_EXTRACTED TEXT_
Modulation of antimicrobial resistance.

Evaluation of extracts as modulators of antibiotic resistance was performed according to Coutinho et al.[42]. The MIC of the antibiotic was determined in presence and absence of sub-inhibitory concentrations (MIC/8) of EESb. Plates were incubated as described above and each assay was performed in triplicate.

Evaluation of acute toxicity

The study was carried out in strict accordance with the Standard Operating Procedures (Laboratory of Pharmacology at the State University of Paraiba, Campina Grande, Brazil) approved by veterinarian, which monitored frequently the animals by physical condition assessments of the health. All efforts were exerted in order to reduce the suffering of experimental animals. The protocol was approved by the Ethics Committee on Animal Use of Faculty of Medical Sciences of Campina Grande (No: 5618092015). Disease-free albino Wistar rats (Rattus norvegicus) (6–8 weeks age and 200–220 g weight) were used for this study. The animal house were obtained of Federal University of Paraíba, João Pessoa, Paraíba, Brazil. The animals were housed in rat standard plastic cages (n = 6) with stainless steel coverlids and wood shavings. All rats underwent a period of at least 7 days of acclimatization prior to the procedure, being socialized with contact including humans. The animals were handling with care to minimize stress. The researchers confirm that the laboratory had a protocol in place for the use of humane endpoints in cases where animals became severely ill or moribund during the experiment, but no had death or behavioral changes in animals. They remained in polypropylene boxes, in single sex groups, at room temperature (22°C ± 3°C) and humidity (50% ± 20%) and 12 hrs light/dark cycles. The animals received standard laboratory pellets and water ad libitum both for the adaptation period (7 days) and during the trial, except the period of 12 hours prior to the experiment in which the access to food was restricted. Throughout the experiments, all of the animals received humane care according to the ‘‘Guide for the Care and Use of Laboratory Animals” prepared by the National Academy of Sciences [43].

_ACTIONS TO TAKE_
A) In the methods text on acute toxicity, why were the rats handled with care?
B) Please write the next part of the methods text on extract testing in rats, picking up after its final sentence.
The data below has no connection to the methods text.

_RECORDS SHOWN_
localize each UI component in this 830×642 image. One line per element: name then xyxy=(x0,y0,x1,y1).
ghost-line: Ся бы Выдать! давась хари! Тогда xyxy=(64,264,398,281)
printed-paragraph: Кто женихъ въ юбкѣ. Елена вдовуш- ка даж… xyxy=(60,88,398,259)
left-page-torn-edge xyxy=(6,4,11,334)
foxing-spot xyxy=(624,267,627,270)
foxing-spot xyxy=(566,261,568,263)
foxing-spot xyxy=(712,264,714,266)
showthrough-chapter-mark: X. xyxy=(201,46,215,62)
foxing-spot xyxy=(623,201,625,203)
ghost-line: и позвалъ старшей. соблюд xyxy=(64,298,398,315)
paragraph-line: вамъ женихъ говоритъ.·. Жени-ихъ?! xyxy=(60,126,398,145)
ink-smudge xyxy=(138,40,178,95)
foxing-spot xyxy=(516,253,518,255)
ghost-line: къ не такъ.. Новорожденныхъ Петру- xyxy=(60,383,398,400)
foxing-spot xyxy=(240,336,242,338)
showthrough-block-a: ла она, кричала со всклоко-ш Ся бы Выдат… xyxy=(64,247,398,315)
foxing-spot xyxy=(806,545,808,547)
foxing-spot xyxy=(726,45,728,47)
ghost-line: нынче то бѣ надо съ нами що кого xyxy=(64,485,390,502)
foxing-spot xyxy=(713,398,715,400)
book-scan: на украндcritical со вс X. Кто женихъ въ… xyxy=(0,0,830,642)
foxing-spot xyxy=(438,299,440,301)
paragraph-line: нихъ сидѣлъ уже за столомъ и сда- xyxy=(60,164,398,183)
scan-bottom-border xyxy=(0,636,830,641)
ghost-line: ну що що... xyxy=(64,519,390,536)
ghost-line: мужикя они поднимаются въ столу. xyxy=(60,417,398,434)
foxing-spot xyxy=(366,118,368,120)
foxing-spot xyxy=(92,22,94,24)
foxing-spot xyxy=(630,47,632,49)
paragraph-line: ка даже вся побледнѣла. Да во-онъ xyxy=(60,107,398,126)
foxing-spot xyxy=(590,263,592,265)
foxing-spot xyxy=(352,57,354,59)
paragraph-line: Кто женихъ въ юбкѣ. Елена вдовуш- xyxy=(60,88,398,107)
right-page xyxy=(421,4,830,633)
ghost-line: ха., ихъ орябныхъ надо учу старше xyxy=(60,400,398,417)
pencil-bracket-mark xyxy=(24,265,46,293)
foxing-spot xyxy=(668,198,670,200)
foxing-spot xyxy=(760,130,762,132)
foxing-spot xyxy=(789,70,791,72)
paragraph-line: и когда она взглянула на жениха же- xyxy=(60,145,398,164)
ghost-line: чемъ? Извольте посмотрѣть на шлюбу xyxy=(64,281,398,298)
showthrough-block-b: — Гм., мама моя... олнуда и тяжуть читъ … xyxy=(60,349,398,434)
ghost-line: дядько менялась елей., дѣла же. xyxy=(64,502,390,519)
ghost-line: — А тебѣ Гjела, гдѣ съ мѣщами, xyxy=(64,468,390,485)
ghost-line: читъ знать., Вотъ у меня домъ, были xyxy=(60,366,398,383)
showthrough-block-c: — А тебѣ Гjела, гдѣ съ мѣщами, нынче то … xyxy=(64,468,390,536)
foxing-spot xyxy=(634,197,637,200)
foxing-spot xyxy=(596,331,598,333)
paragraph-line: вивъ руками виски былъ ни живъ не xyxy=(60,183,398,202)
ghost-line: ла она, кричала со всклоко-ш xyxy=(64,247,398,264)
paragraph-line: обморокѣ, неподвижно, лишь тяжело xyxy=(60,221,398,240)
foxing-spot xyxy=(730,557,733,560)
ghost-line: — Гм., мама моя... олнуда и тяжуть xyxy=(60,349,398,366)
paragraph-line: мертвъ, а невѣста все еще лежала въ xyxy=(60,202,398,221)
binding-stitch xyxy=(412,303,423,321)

_RESPONSES IN ORDER_
A) The rats were handled with care to minimize stress.

B)
The animals were divided in groups of 6 males and 6 females, which received, orally, the dose of extract to 2000 mg kg^-1. A control group was treated with saline, the same used to resuspend the extract. Immediately after administration of the extract, the animals were evaluated behaviorally carefully during the first 4 hours, as recommended by the handshake protocol and evaluation of clinical signs of OECD [44] and daily for 14 days after administration. They were also observed the consumption of water and feed. Animals were sacrificed under anesthesia with ketamine/xylazine (0.5 mL of 100 mg mL^-1 ketamine combine with 0.05 mL of 20 mg mL^-1 xylazine) at a dosage of 0.55 mL/ 100g body weight (b.w.). After sacrifice was carried out weighing and macroscopic analysis of the viscera (liver, kidneys, spleen, lungs and heart).

Statistical analysis

The results of the microbiological tests were expressed as a geometric mean. It was applied to a two-way analysis of the variance, followed by the Bonferroni post-test, and was applied to toxicity testing through an analysis of the variance with Tukey's post-test using GraphPad Prism 5.0 software.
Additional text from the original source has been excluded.